◆ Exercise prompt ◆
Reproduce all of the data below line for line, changing nothing.

◆ Dataset extract ◆
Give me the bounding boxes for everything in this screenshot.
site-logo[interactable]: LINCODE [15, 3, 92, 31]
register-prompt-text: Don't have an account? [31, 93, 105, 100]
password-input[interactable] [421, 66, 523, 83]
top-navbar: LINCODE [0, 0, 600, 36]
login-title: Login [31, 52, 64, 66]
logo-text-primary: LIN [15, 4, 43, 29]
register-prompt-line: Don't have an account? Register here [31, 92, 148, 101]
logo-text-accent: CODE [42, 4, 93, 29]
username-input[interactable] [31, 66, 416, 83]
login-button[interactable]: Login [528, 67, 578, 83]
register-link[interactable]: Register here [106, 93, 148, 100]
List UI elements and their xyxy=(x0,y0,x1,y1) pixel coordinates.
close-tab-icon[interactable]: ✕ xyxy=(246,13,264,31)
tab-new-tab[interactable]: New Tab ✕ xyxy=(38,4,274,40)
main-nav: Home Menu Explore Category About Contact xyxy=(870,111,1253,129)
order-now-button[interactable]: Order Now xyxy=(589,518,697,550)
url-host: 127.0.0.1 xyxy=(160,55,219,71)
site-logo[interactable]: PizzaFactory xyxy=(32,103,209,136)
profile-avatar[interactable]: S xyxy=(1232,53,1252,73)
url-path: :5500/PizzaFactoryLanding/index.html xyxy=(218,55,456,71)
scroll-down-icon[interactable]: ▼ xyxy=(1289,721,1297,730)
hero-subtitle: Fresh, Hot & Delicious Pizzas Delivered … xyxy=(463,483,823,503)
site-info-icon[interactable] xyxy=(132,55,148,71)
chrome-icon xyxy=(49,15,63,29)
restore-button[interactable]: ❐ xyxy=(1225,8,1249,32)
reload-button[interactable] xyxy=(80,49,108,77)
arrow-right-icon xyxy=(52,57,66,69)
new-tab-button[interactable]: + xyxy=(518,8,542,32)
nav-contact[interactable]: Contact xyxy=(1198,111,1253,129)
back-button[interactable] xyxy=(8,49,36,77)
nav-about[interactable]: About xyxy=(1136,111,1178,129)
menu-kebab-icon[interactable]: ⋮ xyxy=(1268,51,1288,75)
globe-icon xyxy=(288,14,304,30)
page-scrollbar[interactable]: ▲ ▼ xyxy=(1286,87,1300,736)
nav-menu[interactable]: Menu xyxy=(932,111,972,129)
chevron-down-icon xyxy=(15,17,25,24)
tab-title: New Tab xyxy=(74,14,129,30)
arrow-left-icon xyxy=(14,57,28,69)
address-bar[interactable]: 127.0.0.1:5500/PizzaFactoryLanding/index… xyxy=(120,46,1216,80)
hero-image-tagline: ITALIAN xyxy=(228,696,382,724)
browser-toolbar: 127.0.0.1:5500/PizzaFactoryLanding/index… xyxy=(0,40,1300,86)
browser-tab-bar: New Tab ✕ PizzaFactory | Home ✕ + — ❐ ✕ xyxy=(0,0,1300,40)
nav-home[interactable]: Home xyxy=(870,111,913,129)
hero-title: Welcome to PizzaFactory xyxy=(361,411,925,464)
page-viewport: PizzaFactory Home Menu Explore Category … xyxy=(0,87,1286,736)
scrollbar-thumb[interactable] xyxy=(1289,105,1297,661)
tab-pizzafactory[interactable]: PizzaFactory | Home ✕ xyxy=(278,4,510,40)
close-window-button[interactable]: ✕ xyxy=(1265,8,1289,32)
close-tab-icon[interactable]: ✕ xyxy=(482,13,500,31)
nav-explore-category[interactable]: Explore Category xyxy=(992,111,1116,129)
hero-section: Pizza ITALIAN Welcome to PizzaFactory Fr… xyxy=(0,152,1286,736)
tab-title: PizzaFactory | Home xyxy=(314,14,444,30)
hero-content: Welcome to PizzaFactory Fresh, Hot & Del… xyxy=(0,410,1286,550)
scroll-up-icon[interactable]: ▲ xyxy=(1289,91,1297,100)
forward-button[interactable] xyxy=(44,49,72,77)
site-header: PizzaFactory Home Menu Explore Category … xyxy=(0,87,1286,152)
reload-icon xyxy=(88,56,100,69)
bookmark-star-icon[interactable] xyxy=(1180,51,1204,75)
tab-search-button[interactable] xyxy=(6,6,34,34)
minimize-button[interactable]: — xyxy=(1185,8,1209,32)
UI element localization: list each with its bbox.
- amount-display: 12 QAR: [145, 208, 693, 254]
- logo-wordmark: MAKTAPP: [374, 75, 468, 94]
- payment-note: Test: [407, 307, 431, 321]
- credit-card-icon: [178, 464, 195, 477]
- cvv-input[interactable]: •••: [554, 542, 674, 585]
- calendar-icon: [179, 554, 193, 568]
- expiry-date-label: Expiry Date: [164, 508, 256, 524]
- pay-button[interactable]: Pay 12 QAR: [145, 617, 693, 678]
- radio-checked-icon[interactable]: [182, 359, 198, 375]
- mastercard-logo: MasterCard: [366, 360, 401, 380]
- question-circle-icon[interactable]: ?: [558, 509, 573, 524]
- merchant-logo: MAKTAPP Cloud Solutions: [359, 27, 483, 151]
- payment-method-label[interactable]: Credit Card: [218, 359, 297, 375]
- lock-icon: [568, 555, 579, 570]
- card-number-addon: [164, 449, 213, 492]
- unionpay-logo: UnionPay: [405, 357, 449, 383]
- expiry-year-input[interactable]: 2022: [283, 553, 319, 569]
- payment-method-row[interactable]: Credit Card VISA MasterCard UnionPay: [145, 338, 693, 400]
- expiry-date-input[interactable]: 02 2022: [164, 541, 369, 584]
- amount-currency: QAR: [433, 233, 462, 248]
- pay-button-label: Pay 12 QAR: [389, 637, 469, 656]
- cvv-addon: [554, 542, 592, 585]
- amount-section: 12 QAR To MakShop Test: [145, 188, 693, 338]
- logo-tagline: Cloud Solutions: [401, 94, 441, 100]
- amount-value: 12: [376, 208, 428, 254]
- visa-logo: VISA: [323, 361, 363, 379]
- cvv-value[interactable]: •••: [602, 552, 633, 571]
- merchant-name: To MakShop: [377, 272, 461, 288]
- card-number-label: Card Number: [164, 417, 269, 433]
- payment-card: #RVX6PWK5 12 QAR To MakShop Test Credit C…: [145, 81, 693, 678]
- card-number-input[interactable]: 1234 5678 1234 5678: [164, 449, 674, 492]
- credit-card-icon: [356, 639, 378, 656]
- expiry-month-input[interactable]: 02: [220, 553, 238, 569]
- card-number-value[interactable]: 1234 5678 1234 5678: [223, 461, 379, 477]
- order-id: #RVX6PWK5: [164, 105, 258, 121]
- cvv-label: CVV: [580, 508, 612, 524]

◆ Result of the task ◆
Give me the bounding boxes for everything in this screenshot.
site-logo[interactable]: LINCODE [15, 3, 92, 31]
register-prompt-text: Don't have an account? [31, 93, 105, 100]
password-input[interactable] [421, 66, 523, 83]
top-navbar: LINCODE [0, 0, 600, 36]
login-title: Login [31, 52, 64, 66]
logo-text-primary: LIN [15, 4, 43, 29]
register-prompt-line: Don't have an account? Register here [31, 92, 148, 101]
logo-text-accent: CODE [42, 4, 93, 29]
username-input[interactable] [31, 66, 416, 83]
login-button[interactable]: Login [528, 67, 578, 83]
register-link[interactable]: Register here [106, 93, 148, 100]
List UI elements and their xyxy=(x0,y0,x1,y1) pixel coordinates.
close-tab-icon[interactable]: ✕ xyxy=(246,13,264,31)
tab-new-tab[interactable]: New Tab ✕ xyxy=(38,4,274,40)
main-nav: Home Menu Explore Category About Contact xyxy=(870,111,1253,129)
order-now-button[interactable]: Order Now xyxy=(589,518,697,550)
url-host: 127.0.0.1 xyxy=(160,55,219,71)
site-logo[interactable]: PizzaFactory xyxy=(32,103,209,136)
profile-avatar[interactable]: S xyxy=(1232,53,1252,73)
url-path: :5500/PizzaFactoryLanding/index.html xyxy=(218,55,456,71)
scroll-down-icon[interactable]: ▼ xyxy=(1289,721,1297,730)
hero-subtitle: Fresh, Hot & Delicious Pizzas Delivered … xyxy=(463,483,823,503)
site-info-icon[interactable] xyxy=(132,55,148,71)
chrome-icon xyxy=(49,15,63,29)
restore-button[interactable]: ❐ xyxy=(1225,8,1249,32)
reload-button[interactable] xyxy=(80,49,108,77)
arrow-right-icon xyxy=(52,57,66,69)
new-tab-button[interactable]: + xyxy=(518,8,542,32)
nav-contact[interactable]: Contact xyxy=(1198,111,1253,129)
back-button[interactable] xyxy=(8,49,36,77)
nav-about[interactable]: About xyxy=(1136,111,1178,129)
menu-kebab-icon[interactable]: ⋮ xyxy=(1268,51,1288,75)
globe-icon xyxy=(288,14,304,30)
page-scrollbar[interactable]: ▲ ▼ xyxy=(1286,87,1300,736)
nav-menu[interactable]: Menu xyxy=(932,111,972,129)
chevron-down-icon xyxy=(15,17,25,24)
tab-title: New Tab xyxy=(74,14,129,30)
arrow-left-icon xyxy=(14,57,28,69)
address-bar[interactable]: 127.0.0.1:5500/PizzaFactoryLanding/index… xyxy=(120,46,1216,80)
hero-image-tagline: ITALIAN xyxy=(228,696,382,724)
browser-toolbar: 127.0.0.1:5500/PizzaFactoryLanding/index… xyxy=(0,40,1300,86)
browser-tab-bar: New Tab ✕ PizzaFactory | Home ✕ + — ❐ ✕ xyxy=(0,0,1300,40)
nav-home[interactable]: Home xyxy=(870,111,913,129)
hero-title: Welcome to PizzaFactory xyxy=(361,411,925,464)
page-viewport: PizzaFactory Home Menu Explore Category … xyxy=(0,87,1286,736)
scrollbar-thumb[interactable] xyxy=(1289,105,1297,661)
tab-pizzafactory[interactable]: PizzaFactory | Home ✕ xyxy=(278,4,510,40)
close-window-button[interactable]: ✕ xyxy=(1265,8,1289,32)
close-tab-icon[interactable]: ✕ xyxy=(482,13,500,31)
nav-explore-category[interactable]: Explore Category xyxy=(992,111,1116,129)
hero-section: Pizza ITALIAN Welcome to PizzaFactory Fr… xyxy=(0,152,1286,736)
tab-title: PizzaFactory | Home xyxy=(314,14,444,30)
hero-content: Welcome to PizzaFactory Fresh, Hot & Del… xyxy=(0,410,1286,550)
scroll-up-icon[interactable]: ▲ xyxy=(1289,91,1297,100)
forward-button[interactable] xyxy=(44,49,72,77)
site-header: PizzaFactory Home Menu Explore Category … xyxy=(0,87,1286,152)
reload-icon xyxy=(88,56,100,69)
bookmark-star-icon[interactable] xyxy=(1180,51,1204,75)
tab-search-button[interactable] xyxy=(6,6,34,34)
minimize-button[interactable]: — xyxy=(1185,8,1209,32)
UI element localization: list each with its bbox.
- amount-display: 12 QAR: [145, 208, 693, 254]
- logo-wordmark: MAKTAPP: [374, 75, 468, 94]
- payment-note: Test: [407, 307, 431, 321]
- credit-card-icon: [178, 464, 195, 477]
- cvv-input[interactable]: •••: [554, 542, 674, 585]
- calendar-icon: [179, 554, 193, 568]
- expiry-date-label: Expiry Date: [164, 508, 256, 524]
- pay-button[interactable]: Pay 12 QAR: [145, 617, 693, 678]
- radio-checked-icon[interactable]: [182, 359, 198, 375]
- mastercard-logo: MasterCard: [366, 360, 401, 380]
- question-circle-icon[interactable]: ?: [558, 509, 573, 524]
- merchant-logo: MAKTAPP Cloud Solutions: [359, 27, 483, 151]
- payment-method-label[interactable]: Credit Card: [218, 359, 297, 375]
- lock-icon: [568, 555, 579, 570]
- card-number-addon: [164, 449, 213, 492]
- unionpay-logo: UnionPay: [405, 357, 449, 383]
- expiry-year-input[interactable]: 2022: [283, 553, 319, 569]
- payment-method-row[interactable]: Credit Card VISA MasterCard UnionPay: [145, 338, 693, 400]
- expiry-date-input[interactable]: 02 2022: [164, 541, 369, 584]
- amount-currency: QAR: [433, 233, 462, 248]
- pay-button-label: Pay 12 QAR: [389, 637, 469, 656]
- cvv-addon: [554, 542, 592, 585]
- amount-section: 12 QAR To MakShop Test: [145, 188, 693, 338]
- logo-tagline: Cloud Solutions: [401, 94, 441, 100]
- amount-value: 12: [376, 208, 428, 254]
- visa-logo: VISA: [323, 361, 363, 379]
- cvv-value[interactable]: •••: [602, 552, 633, 571]
- merchant-name: To MakShop: [377, 272, 461, 288]
- card-number-label: Card Number: [164, 417, 269, 433]
- payment-card: #RVX6PWK5 12 QAR To MakShop Test Credit C…: [145, 81, 693, 678]
- card-number-input[interactable]: 1234 5678 1234 5678: [164, 449, 674, 492]
- credit-card-icon: [356, 639, 378, 656]
- expiry-month-input[interactable]: 02: [220, 553, 238, 569]
- card-number-value[interactable]: 1234 5678 1234 5678: [223, 461, 379, 477]
- order-id: #RVX6PWK5: [164, 105, 258, 121]
- cvv-label: CVV: [580, 508, 612, 524]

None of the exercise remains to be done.